(Layout region records)
"""

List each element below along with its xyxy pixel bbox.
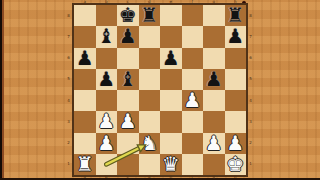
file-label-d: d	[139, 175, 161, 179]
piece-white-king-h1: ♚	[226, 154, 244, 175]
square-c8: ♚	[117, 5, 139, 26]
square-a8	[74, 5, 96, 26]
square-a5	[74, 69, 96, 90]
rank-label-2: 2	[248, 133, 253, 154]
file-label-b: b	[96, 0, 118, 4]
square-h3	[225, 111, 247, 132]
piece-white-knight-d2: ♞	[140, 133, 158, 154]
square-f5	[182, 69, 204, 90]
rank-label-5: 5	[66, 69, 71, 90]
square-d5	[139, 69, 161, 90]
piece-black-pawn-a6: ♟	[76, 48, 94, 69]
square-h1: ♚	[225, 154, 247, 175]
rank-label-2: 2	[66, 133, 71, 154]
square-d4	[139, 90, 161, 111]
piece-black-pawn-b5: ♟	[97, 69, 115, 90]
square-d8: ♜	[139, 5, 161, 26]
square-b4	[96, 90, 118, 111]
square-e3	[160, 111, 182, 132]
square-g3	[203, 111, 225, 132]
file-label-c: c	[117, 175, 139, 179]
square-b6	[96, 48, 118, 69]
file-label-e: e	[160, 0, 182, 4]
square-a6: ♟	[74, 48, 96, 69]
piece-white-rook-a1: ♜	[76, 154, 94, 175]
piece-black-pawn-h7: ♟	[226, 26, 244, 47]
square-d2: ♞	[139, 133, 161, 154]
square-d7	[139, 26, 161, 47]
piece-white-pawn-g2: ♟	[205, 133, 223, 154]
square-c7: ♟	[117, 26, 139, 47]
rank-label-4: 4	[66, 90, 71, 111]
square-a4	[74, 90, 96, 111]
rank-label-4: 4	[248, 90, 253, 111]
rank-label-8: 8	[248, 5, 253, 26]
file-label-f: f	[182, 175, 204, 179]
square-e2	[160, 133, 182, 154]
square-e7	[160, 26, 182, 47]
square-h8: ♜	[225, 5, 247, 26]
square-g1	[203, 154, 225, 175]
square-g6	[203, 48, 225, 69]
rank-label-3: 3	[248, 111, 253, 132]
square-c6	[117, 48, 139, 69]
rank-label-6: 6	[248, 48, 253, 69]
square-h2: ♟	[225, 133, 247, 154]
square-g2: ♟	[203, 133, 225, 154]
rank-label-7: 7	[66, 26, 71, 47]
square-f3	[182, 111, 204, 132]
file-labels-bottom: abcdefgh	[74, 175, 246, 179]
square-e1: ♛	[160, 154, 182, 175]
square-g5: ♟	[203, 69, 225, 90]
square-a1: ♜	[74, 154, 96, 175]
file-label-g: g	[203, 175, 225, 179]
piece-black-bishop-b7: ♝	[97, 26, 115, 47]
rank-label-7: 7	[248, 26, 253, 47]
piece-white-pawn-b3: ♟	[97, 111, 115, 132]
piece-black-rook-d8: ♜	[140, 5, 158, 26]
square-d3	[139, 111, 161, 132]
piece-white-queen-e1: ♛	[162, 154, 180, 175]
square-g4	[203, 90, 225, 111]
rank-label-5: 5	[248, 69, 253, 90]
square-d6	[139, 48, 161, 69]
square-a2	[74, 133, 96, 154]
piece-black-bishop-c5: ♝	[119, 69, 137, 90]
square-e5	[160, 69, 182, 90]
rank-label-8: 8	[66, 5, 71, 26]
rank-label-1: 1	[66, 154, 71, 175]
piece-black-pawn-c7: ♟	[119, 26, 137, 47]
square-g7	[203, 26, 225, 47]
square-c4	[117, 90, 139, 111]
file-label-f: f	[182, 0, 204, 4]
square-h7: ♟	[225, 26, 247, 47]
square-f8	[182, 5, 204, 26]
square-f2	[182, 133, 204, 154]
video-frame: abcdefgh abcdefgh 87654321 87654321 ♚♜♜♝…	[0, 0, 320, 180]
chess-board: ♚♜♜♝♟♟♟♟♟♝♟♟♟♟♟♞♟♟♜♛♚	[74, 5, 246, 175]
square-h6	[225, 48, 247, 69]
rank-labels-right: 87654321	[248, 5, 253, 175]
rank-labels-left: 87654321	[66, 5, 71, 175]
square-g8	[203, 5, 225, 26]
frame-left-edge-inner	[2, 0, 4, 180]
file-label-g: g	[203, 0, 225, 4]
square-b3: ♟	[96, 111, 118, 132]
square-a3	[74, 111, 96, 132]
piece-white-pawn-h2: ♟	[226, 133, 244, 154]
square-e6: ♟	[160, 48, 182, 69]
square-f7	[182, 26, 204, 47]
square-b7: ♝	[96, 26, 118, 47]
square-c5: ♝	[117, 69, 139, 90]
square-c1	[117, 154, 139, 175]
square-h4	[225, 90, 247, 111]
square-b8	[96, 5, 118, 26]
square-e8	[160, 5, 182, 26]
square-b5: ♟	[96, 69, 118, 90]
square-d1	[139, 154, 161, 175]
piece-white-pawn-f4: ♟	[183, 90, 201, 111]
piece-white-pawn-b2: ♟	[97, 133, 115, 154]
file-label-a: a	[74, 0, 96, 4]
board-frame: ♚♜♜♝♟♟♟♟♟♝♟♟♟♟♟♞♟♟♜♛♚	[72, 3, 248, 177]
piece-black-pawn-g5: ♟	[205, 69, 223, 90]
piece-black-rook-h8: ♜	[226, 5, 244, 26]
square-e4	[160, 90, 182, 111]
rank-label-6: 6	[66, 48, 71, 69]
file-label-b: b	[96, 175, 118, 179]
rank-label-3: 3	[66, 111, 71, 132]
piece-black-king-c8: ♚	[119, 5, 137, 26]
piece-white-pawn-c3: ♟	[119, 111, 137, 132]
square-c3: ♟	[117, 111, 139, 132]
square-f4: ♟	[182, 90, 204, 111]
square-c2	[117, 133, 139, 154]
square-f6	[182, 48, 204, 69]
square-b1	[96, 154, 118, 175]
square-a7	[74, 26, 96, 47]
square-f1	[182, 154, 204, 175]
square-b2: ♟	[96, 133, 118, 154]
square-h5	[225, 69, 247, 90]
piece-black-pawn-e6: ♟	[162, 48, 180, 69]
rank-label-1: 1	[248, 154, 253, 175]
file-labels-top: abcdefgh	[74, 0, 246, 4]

"""

* _What the task asks_:
Rewrite the data with every "square" switched to "tile", keeping all else the same. Omit the pictures.

* _Answer for the task_:
List each element below along with its xyxy pixel bbox.
file-label-d: d	[139, 175, 161, 179]
piece-white-king-h1: ♚	[226, 154, 244, 175]
tile-c8: ♚	[117, 5, 139, 26]
tile-a8	[74, 5, 96, 26]
tile-a5	[74, 69, 96, 90]
rank-label-2: 2	[248, 133, 253, 154]
file-label-b: b	[96, 0, 118, 4]
tile-h3	[225, 111, 247, 132]
piece-white-knight-d2: ♞	[140, 133, 158, 154]
tile-f5	[182, 69, 204, 90]
rank-label-5: 5	[66, 69, 71, 90]
tile-d5	[139, 69, 161, 90]
piece-black-pawn-a6: ♟	[76, 48, 94, 69]
tile-h1: ♚	[225, 154, 247, 175]
rank-label-2: 2	[66, 133, 71, 154]
tile-d4	[139, 90, 161, 111]
piece-black-pawn-b5: ♟	[97, 69, 115, 90]
tile-d8: ♜	[139, 5, 161, 26]
tile-b4	[96, 90, 118, 111]
tile-e3	[160, 111, 182, 132]
tile-g3	[203, 111, 225, 132]
file-label-c: c	[117, 175, 139, 179]
tile-b6	[96, 48, 118, 69]
file-label-e: e	[160, 0, 182, 4]
tile-a6: ♟	[74, 48, 96, 69]
piece-white-rook-a1: ♜	[76, 154, 94, 175]
piece-black-pawn-h7: ♟	[226, 26, 244, 47]
tile-d2: ♞	[139, 133, 161, 154]
tile-d7	[139, 26, 161, 47]
piece-white-pawn-g2: ♟	[205, 133, 223, 154]
tile-c7: ♟	[117, 26, 139, 47]
rank-label-4: 4	[66, 90, 71, 111]
tile-a4	[74, 90, 96, 111]
rank-label-4: 4	[248, 90, 253, 111]
rank-label-8: 8	[248, 5, 253, 26]
file-label-f: f	[182, 175, 204, 179]
tile-e2	[160, 133, 182, 154]
tile-e7	[160, 26, 182, 47]
tile-h8: ♜	[225, 5, 247, 26]
tile-g1	[203, 154, 225, 175]
tile-g6	[203, 48, 225, 69]
rank-label-3: 3	[248, 111, 253, 132]
tile-c6	[117, 48, 139, 69]
rank-label-6: 6	[248, 48, 253, 69]
tile-h2: ♟	[225, 133, 247, 154]
tile-g2: ♟	[203, 133, 225, 154]
rank-label-7: 7	[66, 26, 71, 47]
tile-f3	[182, 111, 204, 132]
file-labels-bottom: abcdefgh	[74, 175, 246, 179]
tile-e1: ♛	[160, 154, 182, 175]
tile-g5: ♟	[203, 69, 225, 90]
tile-a1: ♜	[74, 154, 96, 175]
file-label-g: g	[203, 175, 225, 179]
piece-black-bishop-b7: ♝	[97, 26, 115, 47]
rank-label-7: 7	[248, 26, 253, 47]
piece-white-pawn-b3: ♟	[97, 111, 115, 132]
piece-black-rook-d8: ♜	[140, 5, 158, 26]
tile-d3	[139, 111, 161, 132]
piece-white-queen-e1: ♛	[162, 154, 180, 175]
tile-g4	[203, 90, 225, 111]
rank-label-5: 5	[248, 69, 253, 90]
tile-d6	[139, 48, 161, 69]
tile-a2	[74, 133, 96, 154]
piece-black-bishop-c5: ♝	[119, 69, 137, 90]
tile-e5	[160, 69, 182, 90]
rank-label-8: 8	[66, 5, 71, 26]
rank-label-1: 1	[66, 154, 71, 175]
piece-black-pawn-c7: ♟	[119, 26, 137, 47]
tile-g7	[203, 26, 225, 47]
tile-c4	[117, 90, 139, 111]
file-label-f: f	[182, 0, 204, 4]
tile-h7: ♟	[225, 26, 247, 47]
tile-f8	[182, 5, 204, 26]
tile-f2	[182, 133, 204, 154]
video-frame: abcdefgh abcdefgh 87654321 87654321 ♚♜♜♝…	[0, 0, 320, 180]
chess-board: ♚♜♜♝♟♟♟♟♟♝♟♟♟♟♟♞♟♟♜♛♚	[74, 5, 246, 175]
tile-h6	[225, 48, 247, 69]
rank-labels-right: 87654321	[248, 5, 253, 175]
rank-labels-left: 87654321	[66, 5, 71, 175]
tile-g8	[203, 5, 225, 26]
frame-left-edge-inner	[2, 0, 4, 180]
file-label-g: g	[203, 0, 225, 4]
tile-b3: ♟	[96, 111, 118, 132]
tile-a3	[74, 111, 96, 132]
piece-white-pawn-h2: ♟	[226, 133, 244, 154]
tile-e6: ♟	[160, 48, 182, 69]
tile-f7	[182, 26, 204, 47]
tile-b7: ♝	[96, 26, 118, 47]
tile-c5: ♝	[117, 69, 139, 90]
tile-c1	[117, 154, 139, 175]
tile-h4	[225, 90, 247, 111]
tile-b8	[96, 5, 118, 26]
tile-e8	[160, 5, 182, 26]
tile-b5: ♟	[96, 69, 118, 90]
tile-d1	[139, 154, 161, 175]
piece-white-pawn-f4: ♟	[183, 90, 201, 111]
piece-white-pawn-b2: ♟	[97, 133, 115, 154]
file-label-a: a	[74, 0, 96, 4]
board-frame: ♚♜♜♝♟♟♟♟♟♝♟♟♟♟♟♞♟♟♜♛♚	[72, 3, 248, 177]
piece-black-pawn-g5: ♟	[205, 69, 223, 90]
piece-black-rook-h8: ♜	[226, 5, 244, 26]
tile-e4	[160, 90, 182, 111]
rank-label-6: 6	[66, 48, 71, 69]
file-label-b: b	[96, 175, 118, 179]
rank-label-3: 3	[66, 111, 71, 132]
piece-black-king-c8: ♚	[119, 5, 137, 26]
piece-white-pawn-c3: ♟	[119, 111, 137, 132]
tile-c3: ♟	[117, 111, 139, 132]
tile-f4: ♟	[182, 90, 204, 111]
tile-c2	[117, 133, 139, 154]
tile-f6	[182, 48, 204, 69]
tile-b1	[96, 154, 118, 175]
tile-a7	[74, 26, 96, 47]
tile-f1	[182, 154, 204, 175]
tile-b2: ♟	[96, 133, 118, 154]
tile-h5	[225, 69, 247, 90]
piece-black-pawn-e6: ♟	[162, 48, 180, 69]
rank-label-1: 1	[248, 154, 253, 175]
file-labels-top: abcdefgh	[74, 0, 246, 4]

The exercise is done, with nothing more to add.